● Latihan
1. Menurut tulisan tentang Perda Syari’ah, di berapa kabupaten di Indonesia peraturan daerah Syari’ah diberlakukan?
2. Teruskan tulisan tentang Perda Syari’ah dari bagian terakhirnya.
**** Teks Dokumen
| http://zifah.multiply.com/journal/item/60 | Aug 15, '06 6:39 AM for everyone |
ADA APA DENGAN PERDA SYARI’AH?
Akhir-akhir ini sering terdengar pro-kontra tentang pemberlakuan peraturan daerah Syari’ah di tak kurang dari 37 kabupaten di Indonesia. Pro-kontra yang muncul sangat beragam sesuai dengan kepentingan masing-masing yang diemban oleh pihak tersebut. Mulai dari ‘pembenaran’ tentang hukum Islam, kedudukan hukum Perda, sampai dengan rasa pesimis maupun optimis akan keberhasilan Perda tersebut. Beragam kepentingan dan beragam pola pandang yang berujung pada perdebatan tiada henti dan tidak menyelesaikan masalah.
Perda Syari’ah berangkat dari kebutuhan peningkatan moral suatu daerah. Selama ini di Indonesia memang terbukti bahwa norma agama selalu menjadi pengendali terbaik penyimpangan moral. Dalam artian, setiap orang yang mengerti agama dan menjunjung norma agama akan selalu berusaha menghindarkan dirinya dari sikap-sikap amoral maupun tindakan penyimpangan lainnya. Kemudian, lembaga eksekutif daerah mengakomodir kepentingan moral itu dalam bentuk sebuah Peraturan Daerah dengan persetujuan lembaga legislatif daerah tersebut.
Namun tidak begitu saja Perda Syari’ah bisa dijalankan sama rata bagi semua orang. Karena dalam kenyataannya ketentuan agama islam tidak dapat diterima semua pihak, termasuk orang islam itu sendiri. Ketakutan akan ‘kejamnya’ hukum Islam selalu mengusik rasa kemanusiaan untuk mencoba mencari kebenaran tentang pantas tidaknya Perda Syari’ah diberlakukan. Ada berapa unsur permasalahan pokok dan asumsi-asumsi yang akan kita coba temukan penyebabnya disini.
Perda Syari’ah tidak demokratis dan Cacat Hukum. ???
********
**** Isi Materi
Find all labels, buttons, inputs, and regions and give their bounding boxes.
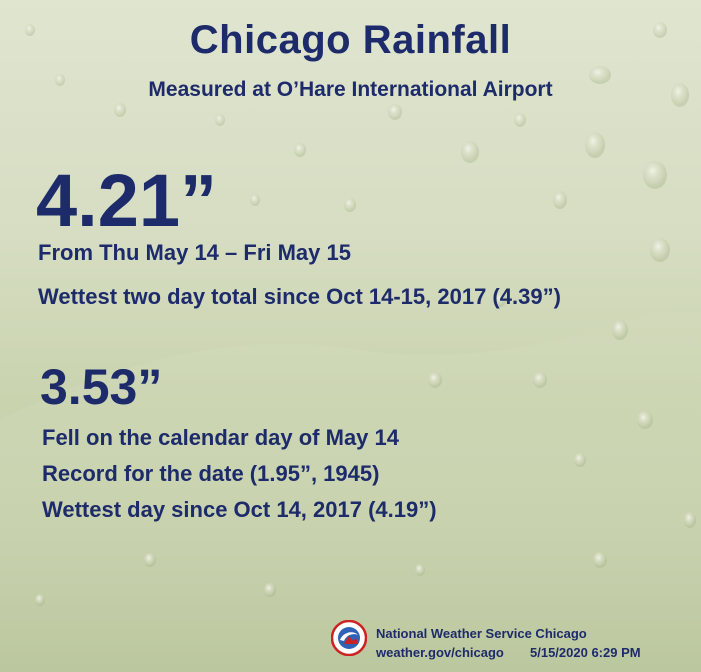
********
● Hasil yang Diharapkan
1. Tak kurang dari 37 kabupaten.

2.
Note:
[hukum itu apa..... Peraturan tertulis??..... Lha.... Al Qurán itu sudah tertulis, banyak pula dihafal oleh para hafizh.. Nah Cacat apanya Al Qurán, juga hadist... sejak lebih 1400 tahun lalu sudah tertulis... karena Rasulullah setiap wahyu turun... itu kemudian meminta kepada sahabat yang bisa menuliskan untuk dituliskan di ... macam2 media saat itu..... yakni kulit, tulang, pelepah kurma, kulit kayu, dan media lain.... saya tidak tahu apakah teknologi kertas sudah ada saat itu.... Seperti surat kepada raja Kisra di Persia dan raja Heraclius di Bizantium.. apakah tertulis pada sepotong kertas atau kulit.atau lainnya..???.. saya belum jelas..]
Janganlah mengira bahwa thaat kepada Allah itu sepotong-sepotong, seharusnya kafah- utuh dan menyeluruh...
Saatnya sekarang muslimin yang pintar2, berpendidikan... terutama berpendidikan barat yang selalu merasa paling hebat dan pandai , cobalah... menelaah secara akal sehat dan mengkaji fiqh Islam dengan dasar syariah... dan katanya tidak universal... atau apa lagi lasan2 yang sangat ilmiah.. atau dasar2 keilmuan yang canggih.
Cobalah... renungkan lagi.... mana kebenaran dan mana hanya nisbi... atau kebenaran nalar manusia semata... yang senantiasa berubah-ubah dan dalam pencarian ... dasar2 kebenaran... Saya kira hal itu akan terus berlangsung... secara terus menerus... dan itulah yang dikatakan kemajuan... Hmmmh... kita akan berada dalam keraguan dan diombang-ambing..
Nah... Dasar Hukum itu... bukan universal... tetapi... harusnya.. Kebenaran... untuk Keadilan... dan memberikan keyakinan..... Maka menyatunya... akal budi-akal sehat-rasa-keyakinan- sejalan dengan yang kita Imani... maka itu adalah AGAMA YANG BENAR... Itulah Islam... Itulah dasar2 ajaran syariah... itulah yang tertera dalam Kitab Suci yang utuh... Al Qur’án.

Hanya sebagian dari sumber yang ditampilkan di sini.